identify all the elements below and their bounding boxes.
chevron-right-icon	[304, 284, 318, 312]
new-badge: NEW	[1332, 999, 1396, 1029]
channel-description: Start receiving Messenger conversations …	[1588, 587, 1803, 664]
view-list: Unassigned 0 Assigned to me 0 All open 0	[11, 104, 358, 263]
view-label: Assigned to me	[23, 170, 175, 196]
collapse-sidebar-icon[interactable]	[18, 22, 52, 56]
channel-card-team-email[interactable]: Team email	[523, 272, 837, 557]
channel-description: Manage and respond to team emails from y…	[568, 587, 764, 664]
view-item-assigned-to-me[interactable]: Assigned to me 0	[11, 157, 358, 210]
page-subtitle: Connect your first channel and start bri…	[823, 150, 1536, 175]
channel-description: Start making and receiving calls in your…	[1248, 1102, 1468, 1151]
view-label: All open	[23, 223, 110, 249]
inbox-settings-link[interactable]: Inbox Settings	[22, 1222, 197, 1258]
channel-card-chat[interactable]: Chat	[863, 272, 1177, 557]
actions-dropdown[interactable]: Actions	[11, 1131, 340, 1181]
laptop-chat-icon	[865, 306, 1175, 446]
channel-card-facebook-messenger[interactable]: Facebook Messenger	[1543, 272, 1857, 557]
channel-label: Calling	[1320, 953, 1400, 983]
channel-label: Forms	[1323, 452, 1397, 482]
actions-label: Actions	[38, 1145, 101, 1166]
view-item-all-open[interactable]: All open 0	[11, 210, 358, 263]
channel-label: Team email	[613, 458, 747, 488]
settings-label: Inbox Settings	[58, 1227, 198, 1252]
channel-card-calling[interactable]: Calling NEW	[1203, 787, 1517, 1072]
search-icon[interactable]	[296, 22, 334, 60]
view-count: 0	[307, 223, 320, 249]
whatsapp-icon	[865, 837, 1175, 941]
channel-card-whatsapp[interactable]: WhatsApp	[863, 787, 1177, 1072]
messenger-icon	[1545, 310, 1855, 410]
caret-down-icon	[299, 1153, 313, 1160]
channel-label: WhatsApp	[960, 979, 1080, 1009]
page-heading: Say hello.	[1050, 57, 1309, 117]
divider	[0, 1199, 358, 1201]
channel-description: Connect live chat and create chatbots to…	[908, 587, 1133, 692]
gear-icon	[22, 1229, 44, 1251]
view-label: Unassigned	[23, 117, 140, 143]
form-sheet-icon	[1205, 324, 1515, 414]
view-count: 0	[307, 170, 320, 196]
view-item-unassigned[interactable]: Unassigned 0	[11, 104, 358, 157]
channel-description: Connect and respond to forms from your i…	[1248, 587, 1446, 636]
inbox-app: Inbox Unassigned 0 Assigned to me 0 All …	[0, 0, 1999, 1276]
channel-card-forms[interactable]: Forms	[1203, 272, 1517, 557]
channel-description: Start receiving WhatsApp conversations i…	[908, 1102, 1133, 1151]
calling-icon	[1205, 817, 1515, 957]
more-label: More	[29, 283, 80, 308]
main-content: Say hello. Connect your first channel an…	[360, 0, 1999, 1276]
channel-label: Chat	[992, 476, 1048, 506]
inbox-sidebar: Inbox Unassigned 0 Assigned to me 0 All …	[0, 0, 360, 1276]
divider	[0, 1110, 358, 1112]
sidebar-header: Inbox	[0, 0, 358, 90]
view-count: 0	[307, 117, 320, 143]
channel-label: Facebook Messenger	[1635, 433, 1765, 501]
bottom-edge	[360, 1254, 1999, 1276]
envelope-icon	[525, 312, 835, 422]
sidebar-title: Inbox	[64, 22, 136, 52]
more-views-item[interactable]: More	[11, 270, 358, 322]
● ● ● ● ●
**Exercise task**:
Rewrite the records above with "Say hello" changed to "Welcome back" everywhere it occurs, keeping every other part the same.

**Answer**:
identify all the elements below and their bounding boxes.
chevron-right-icon	[304, 284, 318, 312]
new-badge: NEW	[1332, 999, 1396, 1029]
channel-description: Start receiving Messenger conversations …	[1588, 587, 1803, 664]
view-list: Unassigned 0 Assigned to me 0 All open 0	[11, 104, 358, 263]
view-label: Assigned to me	[23, 170, 175, 196]
collapse-sidebar-icon[interactable]	[18, 22, 52, 56]
channel-card-team-email[interactable]: Team email	[523, 272, 837, 557]
channel-description: Manage and respond to team emails from y…	[568, 587, 764, 664]
view-item-assigned-to-me[interactable]: Assigned to me 0	[11, 157, 358, 210]
page-subtitle: Connect your first channel and start bri…	[823, 150, 1536, 175]
channel-description: Start making and receiving calls in your…	[1248, 1102, 1468, 1151]
view-label: All open	[23, 223, 110, 249]
inbox-settings-link[interactable]: Inbox Settings	[22, 1222, 197, 1258]
channel-card-chat[interactable]: Chat	[863, 272, 1177, 557]
actions-dropdown[interactable]: Actions	[11, 1131, 340, 1181]
laptop-chat-icon	[865, 306, 1175, 446]
channel-card-facebook-messenger[interactable]: Facebook Messenger	[1543, 272, 1857, 557]
channel-label: Calling	[1320, 953, 1400, 983]
channel-label: Forms	[1323, 452, 1397, 482]
actions-label: Actions	[38, 1145, 101, 1166]
view-item-all-open[interactable]: All open 0	[11, 210, 358, 263]
channel-label: Team email	[613, 458, 747, 488]
settings-label: Inbox Settings	[58, 1227, 198, 1252]
channel-card-calling[interactable]: Calling NEW	[1203, 787, 1517, 1072]
search-icon[interactable]	[296, 22, 334, 60]
view-count: 0	[307, 223, 320, 249]
whatsapp-icon	[865, 837, 1175, 941]
channel-card-whatsapp[interactable]: WhatsApp	[863, 787, 1177, 1072]
messenger-icon	[1545, 310, 1855, 410]
caret-down-icon	[299, 1153, 313, 1160]
channel-label: WhatsApp	[960, 979, 1080, 1009]
page-heading: Welcome back.	[1050, 57, 1309, 117]
divider	[0, 1199, 358, 1201]
channel-description: Connect live chat and create chatbots to…	[908, 587, 1133, 692]
gear-icon	[22, 1229, 44, 1251]
view-label: Unassigned	[23, 117, 140, 143]
form-sheet-icon	[1205, 324, 1515, 414]
view-count: 0	[307, 170, 320, 196]
view-item-unassigned[interactable]: Unassigned 0	[11, 104, 358, 157]
channel-description: Connect and respond to forms from your i…	[1248, 587, 1446, 636]
inbox-app: Inbox Unassigned 0 Assigned to me 0 All …	[0, 0, 1999, 1276]
channel-card-forms[interactable]: Forms	[1203, 272, 1517, 557]
channel-description: Start receiving WhatsApp conversations i…	[908, 1102, 1133, 1151]
calling-icon	[1205, 817, 1515, 957]
more-label: More	[29, 283, 80, 308]
main-content: Welcome back. Connect your first channel an…	[360, 0, 1999, 1276]
channel-label: Chat	[992, 476, 1048, 506]
inbox-sidebar: Inbox Unassigned 0 Assigned to me 0 All …	[0, 0, 360, 1276]
divider	[0, 1110, 358, 1112]
sidebar-header: Inbox	[0, 0, 358, 90]
view-count: 0	[307, 117, 320, 143]
channel-label: Facebook Messenger	[1635, 433, 1765, 501]
bottom-edge	[360, 1254, 1999, 1276]
envelope-icon	[525, 312, 835, 422]
sidebar-title: Inbox	[64, 22, 136, 52]
more-views-item[interactable]: More	[11, 270, 358, 322]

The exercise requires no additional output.